#### Exercise aim:
Copy every line from the data below in which the string "different" can be found.

┄┄┄┄┄┄┄┄┄┄

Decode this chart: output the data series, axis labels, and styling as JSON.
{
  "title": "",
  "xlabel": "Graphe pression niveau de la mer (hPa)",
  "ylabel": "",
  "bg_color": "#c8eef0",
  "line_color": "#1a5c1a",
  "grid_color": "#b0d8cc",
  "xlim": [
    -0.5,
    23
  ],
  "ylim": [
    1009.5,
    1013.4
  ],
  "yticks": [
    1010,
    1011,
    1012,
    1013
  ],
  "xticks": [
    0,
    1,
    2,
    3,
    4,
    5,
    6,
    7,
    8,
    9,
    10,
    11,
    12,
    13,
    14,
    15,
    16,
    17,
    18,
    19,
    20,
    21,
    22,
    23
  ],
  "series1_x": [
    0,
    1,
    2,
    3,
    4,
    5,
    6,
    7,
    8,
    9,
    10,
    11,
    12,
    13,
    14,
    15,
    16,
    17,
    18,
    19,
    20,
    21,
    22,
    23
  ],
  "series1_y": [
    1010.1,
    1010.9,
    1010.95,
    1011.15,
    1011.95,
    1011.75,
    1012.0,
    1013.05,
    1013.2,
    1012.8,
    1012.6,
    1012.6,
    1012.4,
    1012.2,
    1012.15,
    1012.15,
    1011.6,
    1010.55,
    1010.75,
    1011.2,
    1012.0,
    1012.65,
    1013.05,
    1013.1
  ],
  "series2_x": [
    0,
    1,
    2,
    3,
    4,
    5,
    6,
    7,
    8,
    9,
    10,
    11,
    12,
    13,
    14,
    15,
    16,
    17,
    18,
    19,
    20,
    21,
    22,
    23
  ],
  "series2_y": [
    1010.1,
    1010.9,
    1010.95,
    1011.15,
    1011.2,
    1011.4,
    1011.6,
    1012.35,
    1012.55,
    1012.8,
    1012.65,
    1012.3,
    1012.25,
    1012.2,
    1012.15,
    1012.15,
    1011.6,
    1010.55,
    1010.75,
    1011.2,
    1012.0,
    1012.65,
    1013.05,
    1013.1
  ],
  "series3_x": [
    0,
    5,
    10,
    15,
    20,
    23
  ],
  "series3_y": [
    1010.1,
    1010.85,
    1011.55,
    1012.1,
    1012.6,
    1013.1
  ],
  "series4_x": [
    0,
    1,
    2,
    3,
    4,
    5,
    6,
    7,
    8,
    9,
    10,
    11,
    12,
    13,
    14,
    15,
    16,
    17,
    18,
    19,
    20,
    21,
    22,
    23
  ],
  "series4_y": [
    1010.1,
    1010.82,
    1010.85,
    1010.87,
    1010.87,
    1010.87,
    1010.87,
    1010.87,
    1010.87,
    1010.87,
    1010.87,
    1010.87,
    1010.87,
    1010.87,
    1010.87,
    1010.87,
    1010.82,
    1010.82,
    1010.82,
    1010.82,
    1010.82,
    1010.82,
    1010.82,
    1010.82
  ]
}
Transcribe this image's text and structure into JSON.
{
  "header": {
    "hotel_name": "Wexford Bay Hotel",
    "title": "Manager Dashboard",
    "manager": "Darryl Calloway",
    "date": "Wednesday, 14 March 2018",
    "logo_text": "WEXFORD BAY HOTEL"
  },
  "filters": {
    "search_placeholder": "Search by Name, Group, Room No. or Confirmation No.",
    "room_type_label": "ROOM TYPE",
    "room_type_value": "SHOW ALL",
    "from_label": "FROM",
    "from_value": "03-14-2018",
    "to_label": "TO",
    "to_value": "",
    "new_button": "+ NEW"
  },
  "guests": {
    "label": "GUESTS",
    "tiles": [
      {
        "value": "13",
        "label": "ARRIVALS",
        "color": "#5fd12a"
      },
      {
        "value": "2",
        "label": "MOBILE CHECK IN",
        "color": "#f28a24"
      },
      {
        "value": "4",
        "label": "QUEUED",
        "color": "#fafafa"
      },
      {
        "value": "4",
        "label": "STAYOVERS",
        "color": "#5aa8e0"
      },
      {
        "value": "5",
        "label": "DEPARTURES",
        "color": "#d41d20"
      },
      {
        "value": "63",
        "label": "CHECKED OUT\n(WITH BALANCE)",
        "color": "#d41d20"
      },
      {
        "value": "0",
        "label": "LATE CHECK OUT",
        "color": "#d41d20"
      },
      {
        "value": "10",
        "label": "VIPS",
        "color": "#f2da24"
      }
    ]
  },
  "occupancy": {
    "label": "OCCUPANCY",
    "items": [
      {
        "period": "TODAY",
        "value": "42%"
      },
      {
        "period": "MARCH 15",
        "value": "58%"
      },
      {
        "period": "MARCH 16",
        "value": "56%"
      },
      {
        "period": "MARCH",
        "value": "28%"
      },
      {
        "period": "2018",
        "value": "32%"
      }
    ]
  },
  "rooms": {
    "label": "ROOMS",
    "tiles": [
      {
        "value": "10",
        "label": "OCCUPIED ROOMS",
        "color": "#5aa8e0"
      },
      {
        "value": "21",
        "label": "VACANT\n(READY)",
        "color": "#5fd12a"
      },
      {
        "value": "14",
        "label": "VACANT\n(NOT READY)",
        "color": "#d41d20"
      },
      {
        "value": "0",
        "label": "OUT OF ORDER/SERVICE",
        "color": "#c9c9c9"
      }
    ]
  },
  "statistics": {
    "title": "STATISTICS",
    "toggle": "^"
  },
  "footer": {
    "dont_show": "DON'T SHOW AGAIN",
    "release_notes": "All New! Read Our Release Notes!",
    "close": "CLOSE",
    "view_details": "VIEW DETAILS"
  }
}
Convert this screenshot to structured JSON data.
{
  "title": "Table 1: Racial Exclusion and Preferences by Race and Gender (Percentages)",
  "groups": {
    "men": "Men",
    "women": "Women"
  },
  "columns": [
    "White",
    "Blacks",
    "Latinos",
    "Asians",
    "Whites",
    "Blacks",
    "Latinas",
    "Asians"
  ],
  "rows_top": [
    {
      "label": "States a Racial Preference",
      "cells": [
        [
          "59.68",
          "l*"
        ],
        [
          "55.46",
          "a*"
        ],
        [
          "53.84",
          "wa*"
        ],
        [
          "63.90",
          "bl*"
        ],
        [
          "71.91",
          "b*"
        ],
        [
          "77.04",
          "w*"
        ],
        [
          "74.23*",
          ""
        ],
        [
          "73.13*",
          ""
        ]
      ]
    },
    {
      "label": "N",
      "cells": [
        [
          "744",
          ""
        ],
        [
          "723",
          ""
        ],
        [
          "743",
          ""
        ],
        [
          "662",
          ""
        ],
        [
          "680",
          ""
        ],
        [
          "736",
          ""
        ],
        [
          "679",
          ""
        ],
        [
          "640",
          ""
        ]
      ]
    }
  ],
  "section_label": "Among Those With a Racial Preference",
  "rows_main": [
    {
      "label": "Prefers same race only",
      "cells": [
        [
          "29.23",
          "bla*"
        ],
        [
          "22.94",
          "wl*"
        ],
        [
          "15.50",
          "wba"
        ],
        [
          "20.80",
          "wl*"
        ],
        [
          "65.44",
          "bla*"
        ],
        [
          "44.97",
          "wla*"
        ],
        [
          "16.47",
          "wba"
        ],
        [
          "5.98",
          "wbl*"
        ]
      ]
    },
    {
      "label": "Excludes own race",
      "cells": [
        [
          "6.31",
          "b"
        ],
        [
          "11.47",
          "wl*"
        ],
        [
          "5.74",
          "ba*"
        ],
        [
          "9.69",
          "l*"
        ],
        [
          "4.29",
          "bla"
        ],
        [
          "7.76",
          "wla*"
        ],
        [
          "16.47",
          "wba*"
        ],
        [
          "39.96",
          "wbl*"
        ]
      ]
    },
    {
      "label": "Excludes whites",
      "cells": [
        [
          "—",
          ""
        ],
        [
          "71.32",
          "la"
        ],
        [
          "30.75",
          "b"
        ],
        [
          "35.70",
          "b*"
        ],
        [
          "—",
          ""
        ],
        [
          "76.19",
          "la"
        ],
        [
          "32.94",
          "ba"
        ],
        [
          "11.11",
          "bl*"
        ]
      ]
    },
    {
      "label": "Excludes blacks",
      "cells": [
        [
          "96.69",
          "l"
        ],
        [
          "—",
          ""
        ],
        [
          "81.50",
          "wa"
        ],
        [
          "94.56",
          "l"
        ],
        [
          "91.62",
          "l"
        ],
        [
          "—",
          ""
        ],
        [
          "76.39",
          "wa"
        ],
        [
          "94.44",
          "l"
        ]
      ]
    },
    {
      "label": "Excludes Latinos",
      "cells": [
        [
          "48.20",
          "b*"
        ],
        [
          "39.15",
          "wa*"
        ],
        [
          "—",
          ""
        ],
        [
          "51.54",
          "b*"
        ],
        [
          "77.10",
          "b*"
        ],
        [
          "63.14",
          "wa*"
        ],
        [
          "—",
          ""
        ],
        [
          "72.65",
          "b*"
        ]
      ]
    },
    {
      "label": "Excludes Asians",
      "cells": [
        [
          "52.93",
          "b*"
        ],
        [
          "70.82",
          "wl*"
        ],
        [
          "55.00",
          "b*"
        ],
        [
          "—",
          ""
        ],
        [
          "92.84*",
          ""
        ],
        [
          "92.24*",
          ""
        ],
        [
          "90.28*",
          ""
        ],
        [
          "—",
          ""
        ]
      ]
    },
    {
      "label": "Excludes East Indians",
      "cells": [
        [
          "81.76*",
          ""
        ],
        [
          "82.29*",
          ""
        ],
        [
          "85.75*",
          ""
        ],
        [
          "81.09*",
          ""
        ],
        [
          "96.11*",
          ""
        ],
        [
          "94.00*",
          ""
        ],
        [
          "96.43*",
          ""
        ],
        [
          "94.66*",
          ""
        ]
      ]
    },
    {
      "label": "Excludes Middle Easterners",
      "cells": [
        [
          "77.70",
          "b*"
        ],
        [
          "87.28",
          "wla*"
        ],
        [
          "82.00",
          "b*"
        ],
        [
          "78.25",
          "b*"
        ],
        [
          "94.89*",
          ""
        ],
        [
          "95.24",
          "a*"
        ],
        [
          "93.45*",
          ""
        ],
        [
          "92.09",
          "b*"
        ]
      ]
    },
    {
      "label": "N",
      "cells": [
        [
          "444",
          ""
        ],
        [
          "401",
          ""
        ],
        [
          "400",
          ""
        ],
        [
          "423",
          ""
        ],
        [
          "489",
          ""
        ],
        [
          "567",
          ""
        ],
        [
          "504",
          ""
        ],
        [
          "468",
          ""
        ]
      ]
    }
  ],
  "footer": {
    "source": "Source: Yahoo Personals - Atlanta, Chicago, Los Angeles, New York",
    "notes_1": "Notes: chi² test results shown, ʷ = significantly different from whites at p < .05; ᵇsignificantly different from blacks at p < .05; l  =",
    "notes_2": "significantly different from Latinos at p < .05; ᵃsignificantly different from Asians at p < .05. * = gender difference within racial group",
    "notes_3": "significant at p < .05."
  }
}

┄┄┄┄┄┄┄┄┄┄

#### Exercise solution:
    "notes_1": "Notes: chi² test results shown, ʷ = significantly different from whites at p < .05; ᵇsignificantly different from blacks at p < .05; l  =",
    "notes_2": "significantly different from Latinos at p < .05; ᵃsignificantly different from Asians at p < .05. * = gender difference within racial group",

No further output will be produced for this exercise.